> [BRIEF] Starting with the line that contains "Transcribe this chart's", reproduce each line through the end of the listing below, with no other output.

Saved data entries
****************************************

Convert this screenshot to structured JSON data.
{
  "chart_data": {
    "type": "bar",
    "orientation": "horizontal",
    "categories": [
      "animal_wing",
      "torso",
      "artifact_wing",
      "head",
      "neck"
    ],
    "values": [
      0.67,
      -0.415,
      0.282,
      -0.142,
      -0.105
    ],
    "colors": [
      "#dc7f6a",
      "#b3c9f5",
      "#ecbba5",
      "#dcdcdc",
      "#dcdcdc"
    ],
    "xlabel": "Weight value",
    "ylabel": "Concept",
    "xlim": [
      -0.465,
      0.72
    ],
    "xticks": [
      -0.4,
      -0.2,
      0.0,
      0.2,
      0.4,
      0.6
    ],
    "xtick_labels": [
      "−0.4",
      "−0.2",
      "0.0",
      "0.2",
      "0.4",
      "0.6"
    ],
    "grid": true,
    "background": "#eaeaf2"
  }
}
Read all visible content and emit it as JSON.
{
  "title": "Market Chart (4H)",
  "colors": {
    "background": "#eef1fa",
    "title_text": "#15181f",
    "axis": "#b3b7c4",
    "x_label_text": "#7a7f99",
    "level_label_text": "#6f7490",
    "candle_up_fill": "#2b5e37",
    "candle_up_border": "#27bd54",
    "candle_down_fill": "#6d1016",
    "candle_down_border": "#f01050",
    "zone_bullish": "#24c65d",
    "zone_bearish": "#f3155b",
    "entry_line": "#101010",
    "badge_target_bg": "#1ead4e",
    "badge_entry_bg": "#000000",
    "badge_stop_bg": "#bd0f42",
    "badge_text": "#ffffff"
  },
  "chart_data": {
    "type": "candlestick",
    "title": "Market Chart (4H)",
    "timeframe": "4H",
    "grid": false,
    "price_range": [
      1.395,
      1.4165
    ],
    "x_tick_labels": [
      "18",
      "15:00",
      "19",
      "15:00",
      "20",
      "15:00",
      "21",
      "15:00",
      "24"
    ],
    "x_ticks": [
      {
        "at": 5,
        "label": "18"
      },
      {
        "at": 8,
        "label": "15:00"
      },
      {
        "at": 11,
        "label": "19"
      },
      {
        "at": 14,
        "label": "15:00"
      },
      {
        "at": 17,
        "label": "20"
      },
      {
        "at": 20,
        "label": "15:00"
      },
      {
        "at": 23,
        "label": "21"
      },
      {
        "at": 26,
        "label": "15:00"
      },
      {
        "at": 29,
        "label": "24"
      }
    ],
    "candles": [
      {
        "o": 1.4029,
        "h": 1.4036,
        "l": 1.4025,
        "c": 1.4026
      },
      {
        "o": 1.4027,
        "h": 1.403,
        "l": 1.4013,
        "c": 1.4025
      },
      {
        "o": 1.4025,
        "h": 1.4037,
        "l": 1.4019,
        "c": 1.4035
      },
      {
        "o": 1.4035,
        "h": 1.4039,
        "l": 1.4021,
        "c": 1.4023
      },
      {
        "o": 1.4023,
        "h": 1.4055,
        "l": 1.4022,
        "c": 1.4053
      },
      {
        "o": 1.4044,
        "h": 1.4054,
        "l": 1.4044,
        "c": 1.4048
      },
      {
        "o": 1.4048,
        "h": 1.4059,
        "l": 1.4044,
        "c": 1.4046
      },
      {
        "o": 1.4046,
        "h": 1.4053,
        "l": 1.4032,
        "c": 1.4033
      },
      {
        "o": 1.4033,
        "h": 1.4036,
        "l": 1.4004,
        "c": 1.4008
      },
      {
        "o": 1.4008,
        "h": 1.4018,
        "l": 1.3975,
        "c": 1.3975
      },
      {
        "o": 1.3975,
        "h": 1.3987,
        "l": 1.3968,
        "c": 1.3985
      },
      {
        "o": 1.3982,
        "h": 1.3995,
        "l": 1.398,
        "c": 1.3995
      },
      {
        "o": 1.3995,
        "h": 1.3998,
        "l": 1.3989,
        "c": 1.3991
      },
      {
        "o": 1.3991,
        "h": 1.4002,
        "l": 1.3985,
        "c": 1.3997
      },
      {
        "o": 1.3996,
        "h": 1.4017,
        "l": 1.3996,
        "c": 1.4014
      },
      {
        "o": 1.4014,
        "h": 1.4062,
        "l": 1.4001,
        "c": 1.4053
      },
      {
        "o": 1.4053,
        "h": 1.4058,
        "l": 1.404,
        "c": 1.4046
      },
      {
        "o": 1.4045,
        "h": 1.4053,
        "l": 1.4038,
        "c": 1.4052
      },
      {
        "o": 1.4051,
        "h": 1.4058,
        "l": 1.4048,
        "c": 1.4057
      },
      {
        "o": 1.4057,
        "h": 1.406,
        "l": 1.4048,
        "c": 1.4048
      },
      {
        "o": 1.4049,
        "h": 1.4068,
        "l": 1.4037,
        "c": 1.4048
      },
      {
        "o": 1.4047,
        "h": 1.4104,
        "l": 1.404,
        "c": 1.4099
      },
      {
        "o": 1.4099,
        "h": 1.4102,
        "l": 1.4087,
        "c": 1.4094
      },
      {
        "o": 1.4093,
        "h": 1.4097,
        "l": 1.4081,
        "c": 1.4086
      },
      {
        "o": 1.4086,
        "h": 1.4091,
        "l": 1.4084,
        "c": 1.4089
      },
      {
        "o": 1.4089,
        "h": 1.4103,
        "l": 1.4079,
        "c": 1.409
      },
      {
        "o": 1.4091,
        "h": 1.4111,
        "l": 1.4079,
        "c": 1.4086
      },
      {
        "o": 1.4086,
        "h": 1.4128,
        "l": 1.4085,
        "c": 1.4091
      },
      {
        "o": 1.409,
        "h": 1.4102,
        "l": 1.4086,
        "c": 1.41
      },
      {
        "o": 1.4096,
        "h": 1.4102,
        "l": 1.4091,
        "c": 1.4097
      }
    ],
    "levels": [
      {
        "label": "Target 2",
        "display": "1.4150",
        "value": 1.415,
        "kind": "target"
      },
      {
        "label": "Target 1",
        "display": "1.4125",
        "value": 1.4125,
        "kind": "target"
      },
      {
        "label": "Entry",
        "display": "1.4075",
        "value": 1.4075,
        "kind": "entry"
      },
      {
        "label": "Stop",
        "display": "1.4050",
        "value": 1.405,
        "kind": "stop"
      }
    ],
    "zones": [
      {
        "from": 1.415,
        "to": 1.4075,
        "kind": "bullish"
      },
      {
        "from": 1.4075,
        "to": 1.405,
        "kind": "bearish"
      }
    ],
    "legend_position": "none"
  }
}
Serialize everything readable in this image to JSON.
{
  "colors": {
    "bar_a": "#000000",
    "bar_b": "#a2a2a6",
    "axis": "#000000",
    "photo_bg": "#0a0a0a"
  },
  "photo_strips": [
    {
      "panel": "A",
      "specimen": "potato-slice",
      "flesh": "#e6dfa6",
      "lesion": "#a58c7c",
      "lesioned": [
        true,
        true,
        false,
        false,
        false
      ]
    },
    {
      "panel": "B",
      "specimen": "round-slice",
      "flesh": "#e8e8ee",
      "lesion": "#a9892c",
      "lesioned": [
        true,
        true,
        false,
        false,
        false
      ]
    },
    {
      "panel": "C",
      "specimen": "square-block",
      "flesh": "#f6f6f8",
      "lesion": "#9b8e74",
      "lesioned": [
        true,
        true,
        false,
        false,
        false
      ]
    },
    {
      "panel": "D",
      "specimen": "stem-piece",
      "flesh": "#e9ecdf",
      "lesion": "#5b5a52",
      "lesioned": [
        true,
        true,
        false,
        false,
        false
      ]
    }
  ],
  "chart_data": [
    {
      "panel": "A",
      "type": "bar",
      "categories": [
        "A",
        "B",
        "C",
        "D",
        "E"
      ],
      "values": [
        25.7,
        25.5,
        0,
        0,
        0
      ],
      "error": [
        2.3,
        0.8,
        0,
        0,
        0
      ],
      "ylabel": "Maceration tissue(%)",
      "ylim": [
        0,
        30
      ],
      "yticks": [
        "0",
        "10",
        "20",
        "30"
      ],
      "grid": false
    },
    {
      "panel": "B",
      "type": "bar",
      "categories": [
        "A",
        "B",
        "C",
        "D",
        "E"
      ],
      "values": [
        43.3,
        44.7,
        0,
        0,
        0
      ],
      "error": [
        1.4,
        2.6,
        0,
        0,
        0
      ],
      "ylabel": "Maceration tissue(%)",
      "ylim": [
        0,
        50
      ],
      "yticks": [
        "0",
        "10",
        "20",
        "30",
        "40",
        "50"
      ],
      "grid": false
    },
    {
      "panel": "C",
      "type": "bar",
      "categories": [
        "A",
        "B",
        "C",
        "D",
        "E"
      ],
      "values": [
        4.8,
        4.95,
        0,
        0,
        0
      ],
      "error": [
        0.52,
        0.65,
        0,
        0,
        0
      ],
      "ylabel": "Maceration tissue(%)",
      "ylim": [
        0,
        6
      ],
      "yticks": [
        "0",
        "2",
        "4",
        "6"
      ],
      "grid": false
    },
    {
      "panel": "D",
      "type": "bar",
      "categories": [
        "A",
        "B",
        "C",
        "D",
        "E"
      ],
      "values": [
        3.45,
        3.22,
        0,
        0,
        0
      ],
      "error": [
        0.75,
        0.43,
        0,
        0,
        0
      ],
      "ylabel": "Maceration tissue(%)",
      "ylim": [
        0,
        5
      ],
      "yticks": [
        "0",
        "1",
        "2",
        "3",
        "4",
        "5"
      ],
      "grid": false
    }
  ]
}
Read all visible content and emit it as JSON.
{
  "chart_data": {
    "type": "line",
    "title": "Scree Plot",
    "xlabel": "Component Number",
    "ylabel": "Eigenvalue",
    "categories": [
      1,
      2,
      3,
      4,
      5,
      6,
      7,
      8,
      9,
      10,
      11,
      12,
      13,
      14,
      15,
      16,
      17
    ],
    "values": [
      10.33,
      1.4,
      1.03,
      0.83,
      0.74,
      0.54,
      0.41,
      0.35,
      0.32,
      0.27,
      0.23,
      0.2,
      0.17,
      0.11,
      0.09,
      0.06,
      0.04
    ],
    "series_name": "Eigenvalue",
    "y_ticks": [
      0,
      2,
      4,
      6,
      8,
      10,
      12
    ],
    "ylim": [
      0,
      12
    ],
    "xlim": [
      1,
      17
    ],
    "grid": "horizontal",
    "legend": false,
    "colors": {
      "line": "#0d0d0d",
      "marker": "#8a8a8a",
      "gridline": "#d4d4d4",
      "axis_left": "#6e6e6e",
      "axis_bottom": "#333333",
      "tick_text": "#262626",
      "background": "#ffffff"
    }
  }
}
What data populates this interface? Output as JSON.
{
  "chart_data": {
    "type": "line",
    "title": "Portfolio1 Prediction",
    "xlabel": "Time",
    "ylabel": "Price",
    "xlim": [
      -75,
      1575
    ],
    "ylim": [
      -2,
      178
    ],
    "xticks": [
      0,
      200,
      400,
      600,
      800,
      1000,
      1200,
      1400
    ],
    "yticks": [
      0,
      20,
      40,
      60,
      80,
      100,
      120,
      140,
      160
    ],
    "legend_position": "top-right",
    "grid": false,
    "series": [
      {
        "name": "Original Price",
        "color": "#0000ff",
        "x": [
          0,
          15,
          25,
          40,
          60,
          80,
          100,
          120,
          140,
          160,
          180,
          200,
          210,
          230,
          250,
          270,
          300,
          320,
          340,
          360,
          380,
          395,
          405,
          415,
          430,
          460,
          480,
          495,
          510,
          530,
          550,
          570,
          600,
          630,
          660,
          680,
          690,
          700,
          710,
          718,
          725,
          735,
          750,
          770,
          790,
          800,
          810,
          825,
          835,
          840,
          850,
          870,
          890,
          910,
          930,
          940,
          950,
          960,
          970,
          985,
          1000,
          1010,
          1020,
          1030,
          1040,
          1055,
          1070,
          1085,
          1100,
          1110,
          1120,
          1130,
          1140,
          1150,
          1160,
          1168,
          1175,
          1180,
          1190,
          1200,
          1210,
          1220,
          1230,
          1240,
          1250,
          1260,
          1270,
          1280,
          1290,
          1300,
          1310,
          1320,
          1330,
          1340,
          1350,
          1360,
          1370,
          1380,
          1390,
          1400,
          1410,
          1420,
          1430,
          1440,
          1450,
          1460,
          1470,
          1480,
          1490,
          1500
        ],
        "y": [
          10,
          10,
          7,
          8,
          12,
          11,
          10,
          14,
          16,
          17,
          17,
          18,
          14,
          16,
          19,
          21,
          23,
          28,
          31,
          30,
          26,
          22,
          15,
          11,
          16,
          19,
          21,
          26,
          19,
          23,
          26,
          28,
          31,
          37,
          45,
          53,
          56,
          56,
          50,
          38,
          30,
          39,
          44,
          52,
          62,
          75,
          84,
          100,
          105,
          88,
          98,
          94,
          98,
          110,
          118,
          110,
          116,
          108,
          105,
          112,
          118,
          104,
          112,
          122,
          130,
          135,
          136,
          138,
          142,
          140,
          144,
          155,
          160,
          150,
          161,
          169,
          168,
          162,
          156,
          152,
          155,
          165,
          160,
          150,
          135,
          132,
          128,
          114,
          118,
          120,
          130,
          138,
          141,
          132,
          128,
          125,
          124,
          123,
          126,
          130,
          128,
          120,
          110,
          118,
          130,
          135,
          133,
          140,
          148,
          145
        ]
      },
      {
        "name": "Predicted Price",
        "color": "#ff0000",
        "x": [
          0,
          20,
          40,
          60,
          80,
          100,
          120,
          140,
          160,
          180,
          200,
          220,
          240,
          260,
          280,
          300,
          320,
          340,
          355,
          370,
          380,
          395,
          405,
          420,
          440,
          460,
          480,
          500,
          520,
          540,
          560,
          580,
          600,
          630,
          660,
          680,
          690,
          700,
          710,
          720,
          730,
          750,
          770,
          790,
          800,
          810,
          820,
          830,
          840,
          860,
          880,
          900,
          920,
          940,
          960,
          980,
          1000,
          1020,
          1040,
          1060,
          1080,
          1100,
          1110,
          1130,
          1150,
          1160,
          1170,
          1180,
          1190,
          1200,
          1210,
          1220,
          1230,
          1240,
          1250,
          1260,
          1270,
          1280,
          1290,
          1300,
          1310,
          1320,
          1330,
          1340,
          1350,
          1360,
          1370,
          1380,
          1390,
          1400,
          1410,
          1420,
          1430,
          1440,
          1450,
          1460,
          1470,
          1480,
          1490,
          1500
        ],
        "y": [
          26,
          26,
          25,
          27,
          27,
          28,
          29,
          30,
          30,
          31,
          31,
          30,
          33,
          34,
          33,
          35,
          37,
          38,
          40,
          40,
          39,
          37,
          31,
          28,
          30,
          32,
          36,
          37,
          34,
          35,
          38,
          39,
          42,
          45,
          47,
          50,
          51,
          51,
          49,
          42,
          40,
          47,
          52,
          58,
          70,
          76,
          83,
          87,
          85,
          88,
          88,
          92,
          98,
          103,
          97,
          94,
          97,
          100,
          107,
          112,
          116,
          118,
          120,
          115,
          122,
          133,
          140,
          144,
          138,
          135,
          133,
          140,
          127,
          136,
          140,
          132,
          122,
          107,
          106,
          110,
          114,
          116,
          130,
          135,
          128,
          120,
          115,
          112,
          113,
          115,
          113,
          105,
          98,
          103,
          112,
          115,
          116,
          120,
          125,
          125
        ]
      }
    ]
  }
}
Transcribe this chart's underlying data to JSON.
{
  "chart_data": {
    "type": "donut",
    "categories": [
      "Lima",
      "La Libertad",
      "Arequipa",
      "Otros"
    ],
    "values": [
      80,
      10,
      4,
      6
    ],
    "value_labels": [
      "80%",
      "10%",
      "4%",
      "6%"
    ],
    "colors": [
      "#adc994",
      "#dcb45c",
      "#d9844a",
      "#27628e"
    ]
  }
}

****************************************

> [EXERCISE ANSWER]
Transcribe this chart's underlying data to JSON.
{
  "chart_data": {
    "type": "donut",
    "categories": [
      "Lima",
      "La Libertad",
      "Arequipa",
      "Otros"
    ],
    "values": [
      80,
      10,
      4,
      6
    ],
    "value_labels": [
      "80%",
      "10%",
      "4%",
      "6%"
    ],
    "colors": [
      "#adc994",
      "#dcb45c",
      "#d9844a",
      "#27628e"
    ]
  }
}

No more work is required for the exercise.